----- Material to process

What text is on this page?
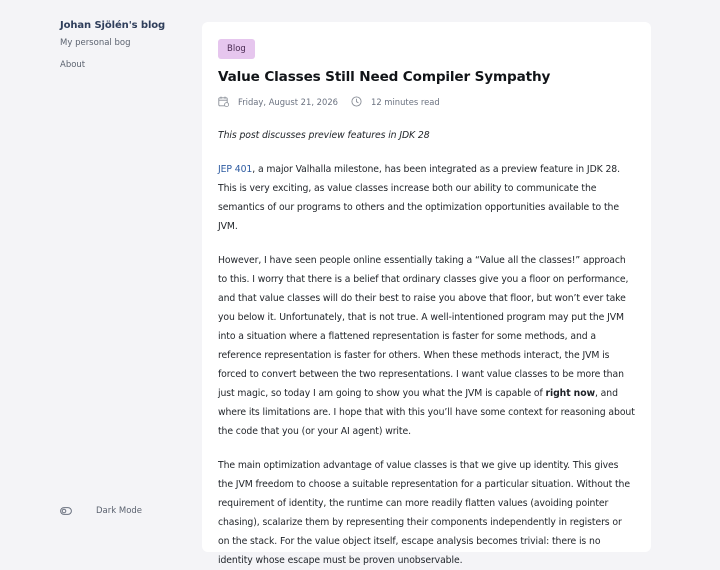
Johan Sjölén's blog
My personal bog
About
Dark Mode
Blog
Value Classes Still Need Compiler Sympathy
Friday, August 21, 2026	12 minutes read

This post discusses preview features in JDK 28

JEP 401, a major Valhalla milestone, has been integrated as a preview feature in JDK 28. This is very exciting, as value classes increase both our ability to communicate the semantics of our programs to others and the optimization opportunities available to the JVM.

However, I have seen people online essentially taking a “Value all the classes!” approach to this. I worry that there is a belief that ordinary classes give you a floor on performance, and that value classes will do their best to raise you above that floor, but won’t ever take you below it. Unfortunately, that is not true. A well-intentioned program may put the JVM into a situation where a flattened representation is faster for some methods, and a reference representation is faster for others. When these methods interact, the JVM is forced to convert between the two representations. I want value classes to be more than just magic, so today I am going to show you what the JVM is capable of right now, and where its limitations are. I hope that with this you’ll have some context for reasoning about the code that you (or your AI agent) write.

The main optimization advantage of value classes is that we give up identity. This gives the JVM freedom to choose a suitable representation for a particular situation. Without the requirement of identity, the runtime can more readily flatten values (avoiding pointer chasing), scalarize them by representing their components independently in registers or on the stack. For the value object itself, escape analysis becomes trivial: there is no identity whose escape must be proven unobservable.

----------

Repeat all of the entries word for word, but omit the pictures.

What text is on this page?
Johan Sjölén's blog
My personal bog
About
Dark Mode
Blog
Value Classes Still Need Compiler Sympathy
Friday, August 21, 2026	12 minutes read

This post discusses preview features in JDK 28

JEP 401, a major Valhalla milestone, has been integrated as a preview feature in JDK 28. This is very exciting, as value classes increase both our ability to communicate the semantics of our programs to others and the optimization opportunities available to the JVM.

However, I have seen people online essentially taking a “Value all the classes!” approach to this. I worry that there is a belief that ordinary classes give you a floor on performance, and that value classes will do their best to raise you above that floor, but won’t ever take you below it. Unfortunately, that is not true. A well-intentioned program may put the JVM into a situation where a flattened representation is faster for some methods, and a reference representation is faster for others. When these methods interact, the JVM is forced to convert between the two representations. I want value classes to be more than just magic, so today I am going to show you what the JVM is capable of right now, and where its limitations are. I hope that with this you’ll have some context for reasoning about the code that you (or your AI agent) write.

The main optimization advantage of value classes is that we give up identity. This gives the JVM freedom to choose a suitable representation for a particular situation. Without the requirement of identity, the runtime can more readily flatten values (avoiding pointer chasing), scalarize them by representing their components independently in registers or on the stack. For the value object itself, escape analysis becomes trivial: there is no identity whose escape must be proven unobservable.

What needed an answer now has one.